begin Provided information
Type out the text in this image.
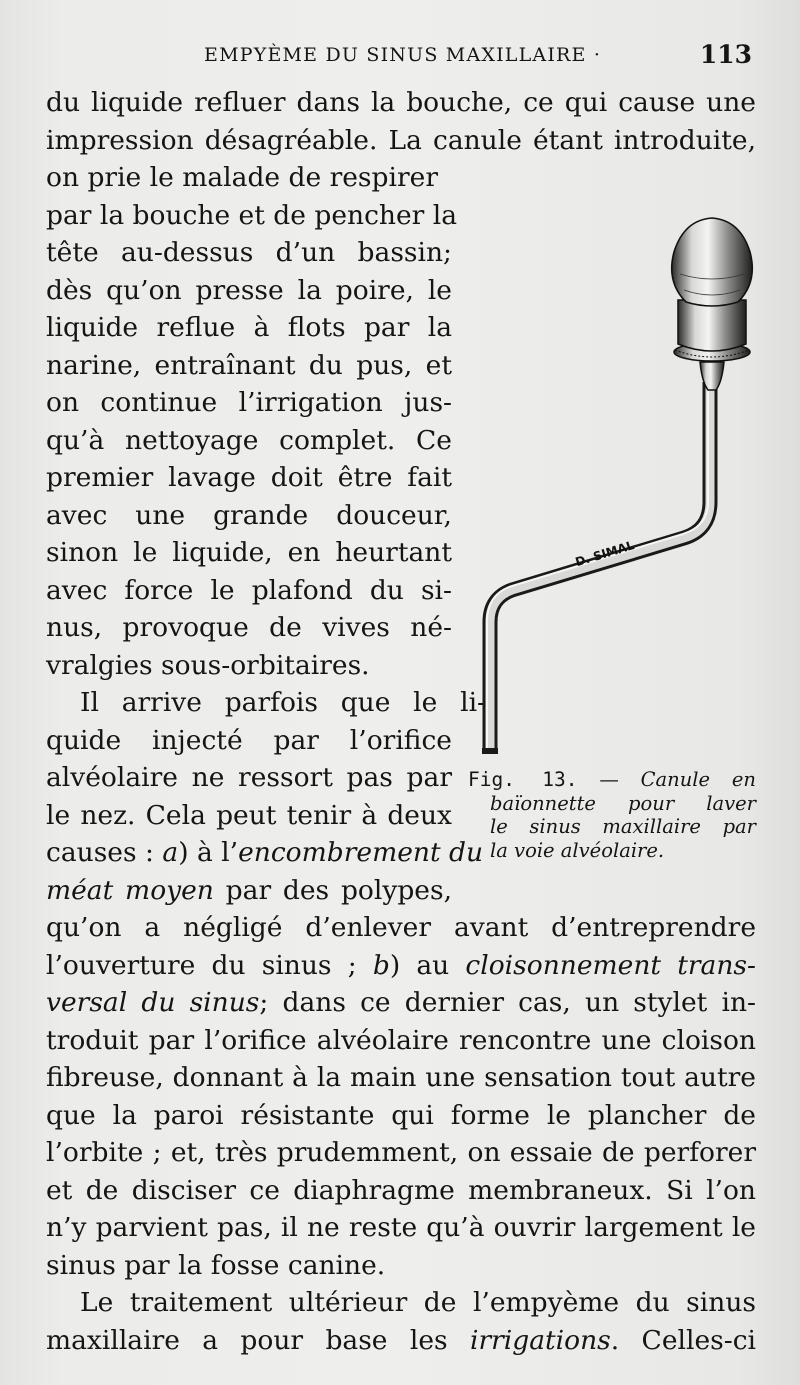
EMPYÈME DU SINUS MAXILLAIRE ·	113
du liquide refluer dans la bouche, ce qui cause une
impression désagréable. La canule étant introduite,
on prie le malade de respirer
par la bouche et de pencher la
tête au-dessus d’un bassin;
dès qu’on presse la poire, le
liquide reflue à flots par la
narine, entraînant du pus, et
on continue l’irrigation jus-
qu’à nettoyage complet. Ce
premier lavage doit être fait
avec une grande douceur,
sinon le liquide, en heurtant
avec force le plafond du si-
nus, provoque de vives né-
vralgies sous-orbitaires.
Il arrive parfois que le li-
quide injecté par l’orifice
alvéolaire ne ressort pas par
le nez. Cela peut tenir à deux
causes : a) à l’encombrement du
méat moyen par des polypes,
qu’on a négligé d’enlever avant d’entreprendre
l’ouverture du sinus ; b) au cloisonnement trans-
versal du sinus; dans ce dernier cas, un stylet in-
troduit par l’orifice alvéolaire rencontre une cloison
fibreuse, donnant à la main une sensation tout autre
que la paroi résistante qui forme le plancher de
l’orbite ; et, très prudemment, on essaie de perforer
et de disciser ce diaphragme membraneux. Si l’on
n’y parvient pas, il ne reste qu’à ouvrir largement le
sinus par la fosse canine.
Le traitement ultérieur de l’empyème du sinus
maxillaire a pour base les irrigations. Celles-ci
D. SIMAL
Fig. 13. — Canule en
baïonnette pour laver
le sinus maxillaire par
la voie alvéolaire.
end Provided information
# Requirements
Quote the full listing above word for word; exclude every picture from the copy.

# Solution
Type out the text in this image.
EMPYÈME DU SINUS MAXILLAIRE ·	113
du liquide refluer dans la bouche, ce qui cause une
impression désagréable. La canule étant introduite,
on prie le malade de respirer
par la bouche et de pencher la
tête au-dessus d’un bassin;
dès qu’on presse la poire, le
liquide reflue à flots par la
narine, entraînant du pus, et
on continue l’irrigation jus-
qu’à nettoyage complet. Ce
premier lavage doit être fait
avec une grande douceur,
sinon le liquide, en heurtant
avec force le plafond du si-
nus, provoque de vives né-
vralgies sous-orbitaires.
Il arrive parfois que le li-
quide injecté par l’orifice
alvéolaire ne ressort pas par
le nez. Cela peut tenir à deux
causes : a) à l’encombrement du
méat moyen par des polypes,
qu’on a négligé d’enlever avant d’entreprendre
l’ouverture du sinus ; b) au cloisonnement trans-
versal du sinus; dans ce dernier cas, un stylet in-
troduit par l’orifice alvéolaire rencontre une cloison
fibreuse, donnant à la main une sensation tout autre
que la paroi résistante qui forme le plancher de
l’orbite ; et, très prudemment, on essaie de perforer
et de disciser ce diaphragme membraneux. Si l’on
n’y parvient pas, il ne reste qu’à ouvrir largement le
sinus par la fosse canine.
Le traitement ultérieur de l’empyème du sinus
maxillaire a pour base les irrigations. Celles-ci
D. SIMAL
Fig. 13. — Canule en
baïonnette pour laver
le sinus maxillaire par
la voie alvéolaire.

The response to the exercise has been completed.